- Problem requirements: Pull out every line in the data that has the string "Noch" in it.

(Source data)

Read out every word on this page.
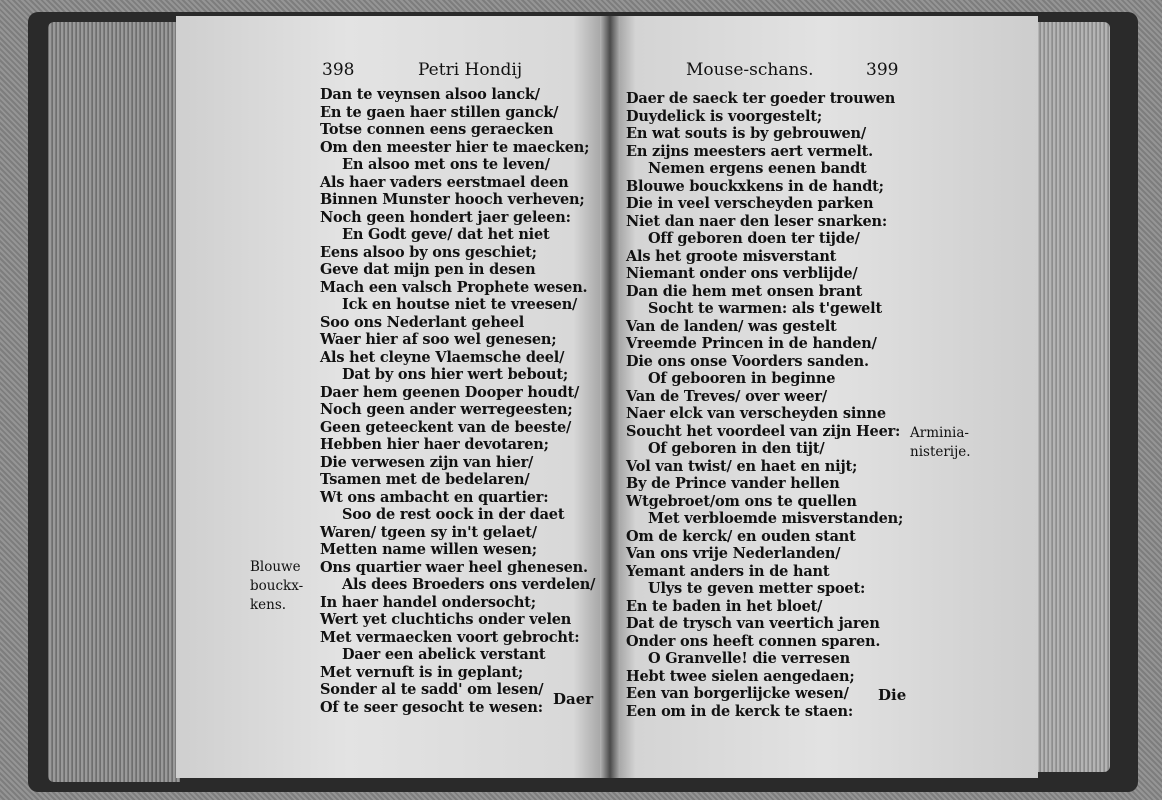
398	Petri Hondij
Dan te veynsen alsoo lanck/
En te gaen haer stillen ganck/
Totse connen eens geraecken
Om den meester hier te maecken;
En alsoo met ons te leven/
Als haer vaders eerstmael deen
Binnen Munster hooch verheven;
Noch geen hondert jaer geleen:
En Godt geve/ dat het niet
Eens alsoo by ons geschiet;
Geve dat mijn pen in desen
Mach een valsch Prophete wesen.
Ick en houtse niet te vreesen/
Soo ons Nederlant geheel
Waer hier af soo wel genesen;
Als het cleyne Vlaemsche deel/
Dat by ons hier wert bebout;
Daer hem geenen Dooper houdt/
Noch geen ander werregeesten;
Geen geteeckent van de beeste/
Hebben hier haer devotaren;
Die verwesen zijn van hier/
Tsamen met de bedelaren/
Wt ons ambacht en quartier:
Soo de rest oock in der daet
Waren/ tgeen sy in't gelaet/
Metten name willen wesen;
Ons quartier waer heel ghenesen.
Als dees Broeders ons verdelen/
In haer handel ondersocht;
Wert yet cluchtichs onder velen
Met vermaecken voort gebrocht:
Daer een abelick verstant
Met vernuft is in geplant;
Sonder al te sadd' om lesen/
Of te seer gesocht te wesen: Daer
Blouwe
bouckx-
kens.
Mouse-schans.	399
Daer de saeck ter goeder trouwen
Duydelick is voorgestelt;
En wat souts is by gebrouwen/
En zijns meesters aert vermelt.
Nemen ergens eenen bandt
Blouwe bouckxkens in de handt;
Die in veel verscheyden parken
Niet dan naer den leser snarken:
Off geboren doen ter tijde/
Als het groote misverstant
Niemant onder ons verblijde/
Dan die hem met onsen brant
Socht te warmen: als t'gewelt
Van de landen/ was gestelt
Vreemde Princen in de handen/
Die ons onse Voorders sanden.
Of gebooren in beginne
Van de Treves/ over weer/
Naer elck van verscheyden sinne
Soucht het voordeel van zijn Heer:
Of geboren in den tijt/
Vol van twist/ en haet en nijt;
By de Prince vander hellen
Wtgebroet/om ons te quellen
Met verbloemde misverstanden;
Om de kerck/ en ouden stant
Van ons vrije Nederlanden/
Yemant anders in de hant
Ulys te geven metter spoet:
En te baden in het bloet/
Dat de trysch van veertich jaren
Onder ons heeft connen sparen.
O Granvelle! die verresen
Hebt twee sielen aengedaen;
Een van borgerlijcke wesen/
Een om in de kerck te staen:
Die
Arminia-
nisterije.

(End Source data)

- Answer area:
Noch geen hondert jaer geleen:
Noch geen ander werregeesten;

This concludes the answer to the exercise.